Work through the listing below and count the lines that hold "стаканчика". Answer with the number alone.

>> start

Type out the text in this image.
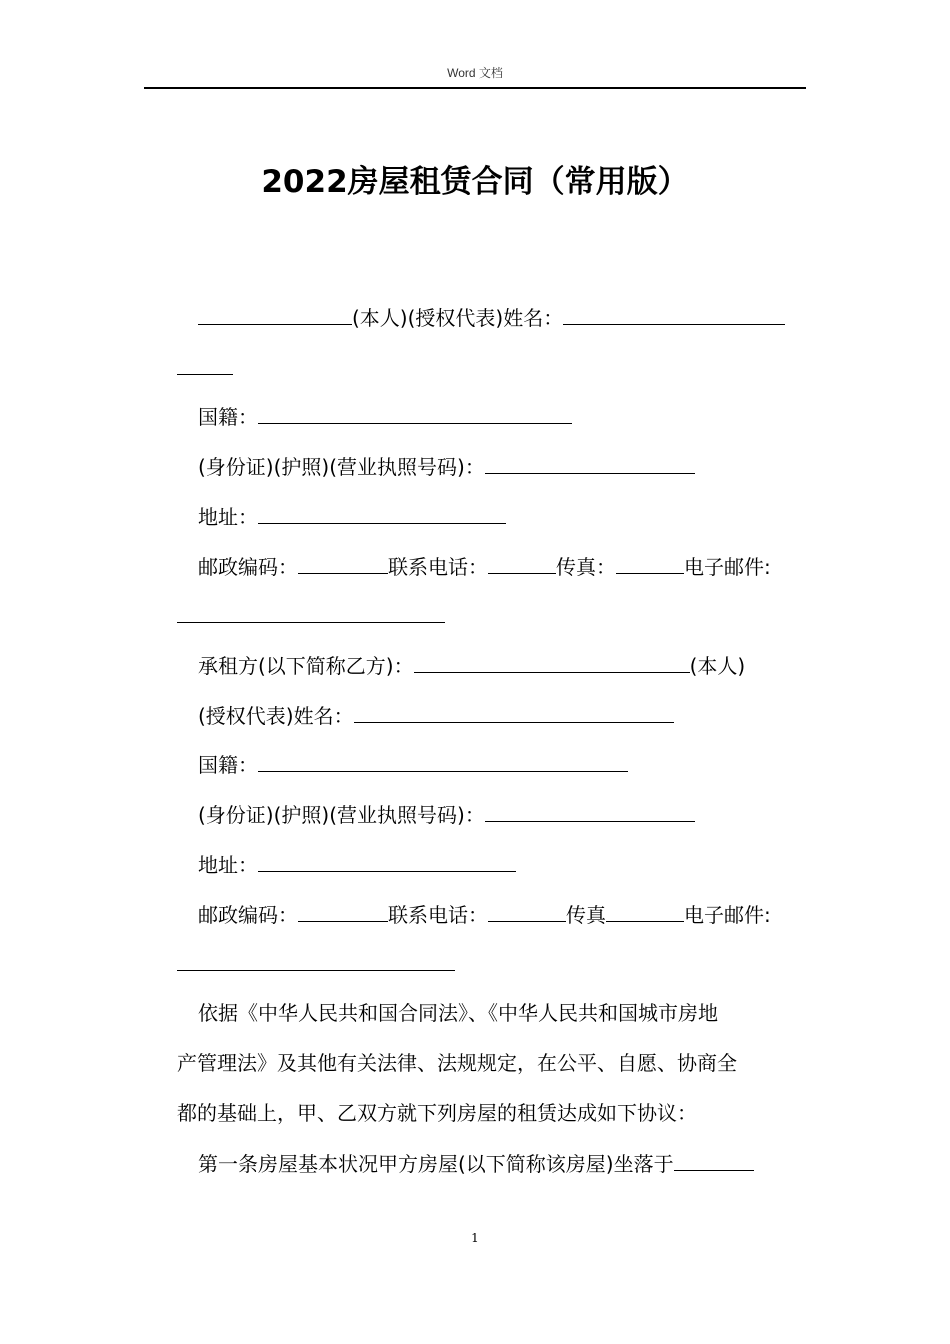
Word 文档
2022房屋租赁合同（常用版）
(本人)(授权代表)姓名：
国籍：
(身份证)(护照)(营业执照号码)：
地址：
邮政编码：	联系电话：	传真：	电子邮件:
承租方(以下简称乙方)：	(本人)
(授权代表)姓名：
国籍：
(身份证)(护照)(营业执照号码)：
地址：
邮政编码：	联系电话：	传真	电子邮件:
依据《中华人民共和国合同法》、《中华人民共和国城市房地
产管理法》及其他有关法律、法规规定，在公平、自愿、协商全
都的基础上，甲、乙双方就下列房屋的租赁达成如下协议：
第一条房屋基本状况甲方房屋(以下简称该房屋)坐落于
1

>> end
>> start

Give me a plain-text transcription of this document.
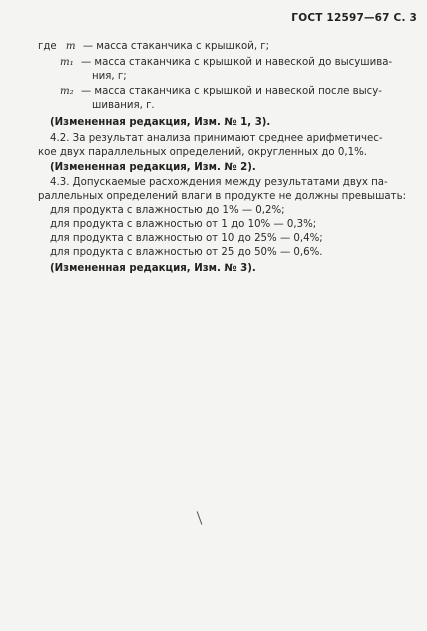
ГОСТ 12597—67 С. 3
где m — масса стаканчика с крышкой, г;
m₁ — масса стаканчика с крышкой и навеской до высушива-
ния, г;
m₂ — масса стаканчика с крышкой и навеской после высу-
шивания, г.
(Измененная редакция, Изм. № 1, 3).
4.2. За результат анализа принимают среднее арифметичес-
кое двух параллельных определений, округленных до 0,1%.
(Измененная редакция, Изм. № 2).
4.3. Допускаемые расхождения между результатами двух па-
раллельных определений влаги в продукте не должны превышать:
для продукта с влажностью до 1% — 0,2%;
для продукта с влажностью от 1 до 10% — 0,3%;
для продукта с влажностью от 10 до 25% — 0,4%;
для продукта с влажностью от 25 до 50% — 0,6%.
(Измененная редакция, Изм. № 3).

>> end

RESULT OF THE EXERCISE: 3